>> BEGIN ENTRIES SHOWN
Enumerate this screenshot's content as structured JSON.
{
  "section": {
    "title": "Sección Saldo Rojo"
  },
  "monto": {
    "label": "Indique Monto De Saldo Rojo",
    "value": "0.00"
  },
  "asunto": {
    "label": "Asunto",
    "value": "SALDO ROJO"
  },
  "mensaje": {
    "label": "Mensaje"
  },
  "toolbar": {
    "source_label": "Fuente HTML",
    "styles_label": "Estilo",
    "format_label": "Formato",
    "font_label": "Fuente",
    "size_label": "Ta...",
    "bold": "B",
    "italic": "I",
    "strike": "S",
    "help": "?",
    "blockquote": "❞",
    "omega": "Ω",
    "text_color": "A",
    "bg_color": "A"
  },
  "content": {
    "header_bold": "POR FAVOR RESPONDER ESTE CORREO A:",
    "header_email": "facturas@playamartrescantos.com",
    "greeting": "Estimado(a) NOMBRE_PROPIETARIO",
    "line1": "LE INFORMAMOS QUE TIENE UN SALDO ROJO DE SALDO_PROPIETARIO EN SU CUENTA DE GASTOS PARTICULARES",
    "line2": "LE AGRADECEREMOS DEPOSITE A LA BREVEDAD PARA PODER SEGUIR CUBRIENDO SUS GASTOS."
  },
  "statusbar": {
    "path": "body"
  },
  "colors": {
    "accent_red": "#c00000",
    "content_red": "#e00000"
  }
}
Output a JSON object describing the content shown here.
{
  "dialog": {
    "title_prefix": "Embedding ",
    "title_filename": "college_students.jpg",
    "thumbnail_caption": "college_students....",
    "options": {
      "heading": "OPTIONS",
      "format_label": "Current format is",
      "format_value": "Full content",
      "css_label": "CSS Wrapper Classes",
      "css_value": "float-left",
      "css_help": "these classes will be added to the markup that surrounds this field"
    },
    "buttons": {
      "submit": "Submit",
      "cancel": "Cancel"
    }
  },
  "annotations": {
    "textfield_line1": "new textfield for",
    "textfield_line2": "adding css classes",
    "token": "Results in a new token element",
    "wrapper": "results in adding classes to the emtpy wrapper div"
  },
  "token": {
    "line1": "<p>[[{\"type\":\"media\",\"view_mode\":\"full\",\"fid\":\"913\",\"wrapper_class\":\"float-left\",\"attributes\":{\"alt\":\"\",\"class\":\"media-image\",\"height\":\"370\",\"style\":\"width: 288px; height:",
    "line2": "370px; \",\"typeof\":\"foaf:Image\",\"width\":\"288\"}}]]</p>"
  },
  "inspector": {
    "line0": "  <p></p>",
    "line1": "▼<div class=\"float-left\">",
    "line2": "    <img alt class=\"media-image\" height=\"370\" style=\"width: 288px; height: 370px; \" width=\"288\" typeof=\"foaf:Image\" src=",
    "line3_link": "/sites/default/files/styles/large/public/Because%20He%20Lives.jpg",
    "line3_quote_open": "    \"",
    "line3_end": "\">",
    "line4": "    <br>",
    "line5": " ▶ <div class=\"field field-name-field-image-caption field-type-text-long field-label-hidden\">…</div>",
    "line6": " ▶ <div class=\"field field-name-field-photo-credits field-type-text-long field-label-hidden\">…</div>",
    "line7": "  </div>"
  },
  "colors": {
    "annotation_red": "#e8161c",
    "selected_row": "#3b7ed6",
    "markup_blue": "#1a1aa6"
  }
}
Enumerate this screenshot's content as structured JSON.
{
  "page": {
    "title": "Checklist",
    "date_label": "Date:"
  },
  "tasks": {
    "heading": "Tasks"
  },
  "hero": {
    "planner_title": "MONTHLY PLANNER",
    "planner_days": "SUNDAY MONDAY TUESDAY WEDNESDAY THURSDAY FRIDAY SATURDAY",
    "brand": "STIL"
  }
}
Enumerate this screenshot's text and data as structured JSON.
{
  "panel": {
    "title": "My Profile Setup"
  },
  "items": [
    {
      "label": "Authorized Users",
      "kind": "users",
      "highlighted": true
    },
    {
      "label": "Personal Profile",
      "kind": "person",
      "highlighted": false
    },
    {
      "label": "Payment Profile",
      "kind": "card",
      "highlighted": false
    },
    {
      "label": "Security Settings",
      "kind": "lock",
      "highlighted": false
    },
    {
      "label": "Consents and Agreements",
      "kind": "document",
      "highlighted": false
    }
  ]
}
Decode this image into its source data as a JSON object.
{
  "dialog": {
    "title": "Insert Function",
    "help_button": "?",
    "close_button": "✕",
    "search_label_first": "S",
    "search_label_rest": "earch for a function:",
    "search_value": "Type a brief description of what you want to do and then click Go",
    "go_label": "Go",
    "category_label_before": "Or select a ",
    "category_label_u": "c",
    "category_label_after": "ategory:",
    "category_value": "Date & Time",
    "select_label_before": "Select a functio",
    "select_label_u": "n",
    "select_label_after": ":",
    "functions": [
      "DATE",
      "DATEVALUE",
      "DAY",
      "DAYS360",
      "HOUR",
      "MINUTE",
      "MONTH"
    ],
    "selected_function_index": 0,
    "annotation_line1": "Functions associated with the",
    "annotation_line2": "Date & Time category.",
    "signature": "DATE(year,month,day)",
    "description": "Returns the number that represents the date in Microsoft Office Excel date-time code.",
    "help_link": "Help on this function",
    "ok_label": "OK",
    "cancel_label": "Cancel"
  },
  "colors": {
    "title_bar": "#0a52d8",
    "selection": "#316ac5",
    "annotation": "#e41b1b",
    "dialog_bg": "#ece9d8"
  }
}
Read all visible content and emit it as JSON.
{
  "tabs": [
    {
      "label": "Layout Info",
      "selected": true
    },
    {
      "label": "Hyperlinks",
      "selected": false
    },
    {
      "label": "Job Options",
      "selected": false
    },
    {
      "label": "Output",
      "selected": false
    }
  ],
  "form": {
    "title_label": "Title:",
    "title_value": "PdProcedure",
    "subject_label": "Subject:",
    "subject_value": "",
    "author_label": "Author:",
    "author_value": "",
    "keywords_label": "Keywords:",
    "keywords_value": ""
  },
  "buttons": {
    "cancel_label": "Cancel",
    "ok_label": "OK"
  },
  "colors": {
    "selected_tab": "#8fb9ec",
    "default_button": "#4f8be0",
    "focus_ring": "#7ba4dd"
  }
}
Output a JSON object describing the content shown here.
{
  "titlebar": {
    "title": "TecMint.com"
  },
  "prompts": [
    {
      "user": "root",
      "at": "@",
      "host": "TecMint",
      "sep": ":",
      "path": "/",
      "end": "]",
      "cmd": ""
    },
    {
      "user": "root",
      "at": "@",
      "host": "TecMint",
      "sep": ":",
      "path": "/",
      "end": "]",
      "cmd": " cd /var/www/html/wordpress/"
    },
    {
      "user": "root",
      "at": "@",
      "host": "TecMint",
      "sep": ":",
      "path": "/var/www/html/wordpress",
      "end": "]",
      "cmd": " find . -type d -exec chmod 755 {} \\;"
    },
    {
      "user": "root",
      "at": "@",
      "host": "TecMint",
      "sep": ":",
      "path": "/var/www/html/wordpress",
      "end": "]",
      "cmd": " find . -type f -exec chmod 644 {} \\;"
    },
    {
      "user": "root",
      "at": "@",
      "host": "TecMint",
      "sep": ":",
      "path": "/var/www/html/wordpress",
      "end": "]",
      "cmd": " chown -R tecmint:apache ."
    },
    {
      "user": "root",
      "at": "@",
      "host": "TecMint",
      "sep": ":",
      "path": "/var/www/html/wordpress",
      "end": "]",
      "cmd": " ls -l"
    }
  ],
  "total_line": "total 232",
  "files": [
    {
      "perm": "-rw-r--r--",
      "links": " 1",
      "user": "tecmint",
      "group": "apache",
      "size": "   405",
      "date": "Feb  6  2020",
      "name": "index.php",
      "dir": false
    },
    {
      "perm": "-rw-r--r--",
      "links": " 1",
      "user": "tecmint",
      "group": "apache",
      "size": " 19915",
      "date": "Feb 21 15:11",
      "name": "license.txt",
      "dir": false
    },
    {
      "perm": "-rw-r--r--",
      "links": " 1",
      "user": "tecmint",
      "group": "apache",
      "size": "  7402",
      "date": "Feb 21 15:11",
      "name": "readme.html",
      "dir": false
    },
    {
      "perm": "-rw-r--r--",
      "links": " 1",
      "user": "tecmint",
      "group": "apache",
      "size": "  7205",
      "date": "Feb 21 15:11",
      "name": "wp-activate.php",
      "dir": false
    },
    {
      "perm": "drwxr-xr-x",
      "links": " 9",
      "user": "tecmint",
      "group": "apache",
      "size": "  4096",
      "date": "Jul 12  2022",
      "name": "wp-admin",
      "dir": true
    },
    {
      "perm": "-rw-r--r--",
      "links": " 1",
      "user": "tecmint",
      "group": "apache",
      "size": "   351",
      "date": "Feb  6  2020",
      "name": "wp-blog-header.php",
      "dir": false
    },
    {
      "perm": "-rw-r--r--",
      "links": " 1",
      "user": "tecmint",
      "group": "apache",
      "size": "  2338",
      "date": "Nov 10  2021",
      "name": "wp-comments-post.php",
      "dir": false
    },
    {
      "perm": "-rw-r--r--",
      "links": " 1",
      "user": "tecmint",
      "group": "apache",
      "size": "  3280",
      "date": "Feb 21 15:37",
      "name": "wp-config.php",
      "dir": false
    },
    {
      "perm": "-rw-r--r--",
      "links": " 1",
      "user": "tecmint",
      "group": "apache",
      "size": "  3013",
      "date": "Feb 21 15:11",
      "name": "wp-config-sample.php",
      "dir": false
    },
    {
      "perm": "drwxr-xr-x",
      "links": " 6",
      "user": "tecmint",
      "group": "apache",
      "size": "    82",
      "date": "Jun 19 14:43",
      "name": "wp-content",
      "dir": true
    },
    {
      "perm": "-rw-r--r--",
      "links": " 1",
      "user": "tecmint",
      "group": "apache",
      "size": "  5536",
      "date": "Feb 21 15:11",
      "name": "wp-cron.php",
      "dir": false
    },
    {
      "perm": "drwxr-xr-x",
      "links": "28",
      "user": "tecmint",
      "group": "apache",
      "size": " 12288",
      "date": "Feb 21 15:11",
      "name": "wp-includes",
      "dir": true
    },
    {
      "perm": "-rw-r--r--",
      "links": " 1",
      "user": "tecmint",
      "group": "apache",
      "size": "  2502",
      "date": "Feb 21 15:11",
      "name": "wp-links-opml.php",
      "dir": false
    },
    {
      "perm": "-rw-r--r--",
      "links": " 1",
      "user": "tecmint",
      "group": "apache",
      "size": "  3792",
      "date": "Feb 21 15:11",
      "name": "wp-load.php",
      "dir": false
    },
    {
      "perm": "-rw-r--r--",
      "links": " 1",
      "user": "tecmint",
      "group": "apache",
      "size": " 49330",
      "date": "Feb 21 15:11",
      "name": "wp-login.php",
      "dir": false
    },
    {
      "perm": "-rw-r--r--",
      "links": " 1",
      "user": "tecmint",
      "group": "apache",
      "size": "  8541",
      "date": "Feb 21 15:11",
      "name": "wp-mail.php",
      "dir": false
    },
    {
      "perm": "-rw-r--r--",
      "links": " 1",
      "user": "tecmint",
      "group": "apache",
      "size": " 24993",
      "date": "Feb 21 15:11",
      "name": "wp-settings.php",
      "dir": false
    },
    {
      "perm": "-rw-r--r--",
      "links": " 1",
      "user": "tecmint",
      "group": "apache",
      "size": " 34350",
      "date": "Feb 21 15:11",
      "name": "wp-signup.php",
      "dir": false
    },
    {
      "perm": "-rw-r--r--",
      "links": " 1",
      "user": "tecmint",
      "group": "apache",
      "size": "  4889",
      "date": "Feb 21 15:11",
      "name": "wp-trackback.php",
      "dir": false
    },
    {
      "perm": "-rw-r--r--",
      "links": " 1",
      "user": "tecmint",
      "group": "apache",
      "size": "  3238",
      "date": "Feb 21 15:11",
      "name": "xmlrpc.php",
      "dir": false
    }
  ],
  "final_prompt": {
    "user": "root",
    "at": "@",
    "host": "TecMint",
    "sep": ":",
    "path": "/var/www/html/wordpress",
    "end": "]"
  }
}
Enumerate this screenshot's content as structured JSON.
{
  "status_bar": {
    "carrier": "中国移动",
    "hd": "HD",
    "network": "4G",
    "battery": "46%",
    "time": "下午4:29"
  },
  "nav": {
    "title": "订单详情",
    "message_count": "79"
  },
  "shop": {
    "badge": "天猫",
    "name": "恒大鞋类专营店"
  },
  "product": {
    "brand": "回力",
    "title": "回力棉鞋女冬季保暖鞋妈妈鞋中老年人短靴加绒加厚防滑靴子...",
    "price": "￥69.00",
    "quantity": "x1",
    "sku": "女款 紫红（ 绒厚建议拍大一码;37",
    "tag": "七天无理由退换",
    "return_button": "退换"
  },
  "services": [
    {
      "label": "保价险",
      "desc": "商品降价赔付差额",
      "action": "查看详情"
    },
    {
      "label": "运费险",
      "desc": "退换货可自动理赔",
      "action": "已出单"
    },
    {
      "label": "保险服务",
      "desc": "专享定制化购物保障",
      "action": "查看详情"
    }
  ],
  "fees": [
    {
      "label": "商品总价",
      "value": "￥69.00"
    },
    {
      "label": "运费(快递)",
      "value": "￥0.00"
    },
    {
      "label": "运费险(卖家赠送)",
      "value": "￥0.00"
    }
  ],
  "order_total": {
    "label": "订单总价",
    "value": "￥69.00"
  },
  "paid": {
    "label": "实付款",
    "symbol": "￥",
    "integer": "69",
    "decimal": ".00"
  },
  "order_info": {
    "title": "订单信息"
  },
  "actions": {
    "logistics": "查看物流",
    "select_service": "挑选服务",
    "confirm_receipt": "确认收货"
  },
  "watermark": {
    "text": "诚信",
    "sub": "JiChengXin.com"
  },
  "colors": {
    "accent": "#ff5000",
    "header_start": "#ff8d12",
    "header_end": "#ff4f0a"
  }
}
>> END ENTRIES SHOWN
TASK PROMPT: Go through the entries above and copy every line containing "foaf".

WRITTEN RESPONSE:
    "line2": "370px; \",\"typeof\":\"foaf:Image\",\"width\":\"288\"}}]]</p>"
    "line2": "    <img alt class=\"media-image\" height=\"370\" style=\"width: 288px; height: 370px; \" width=\"288\" typeof=\"foaf:Image\" src=",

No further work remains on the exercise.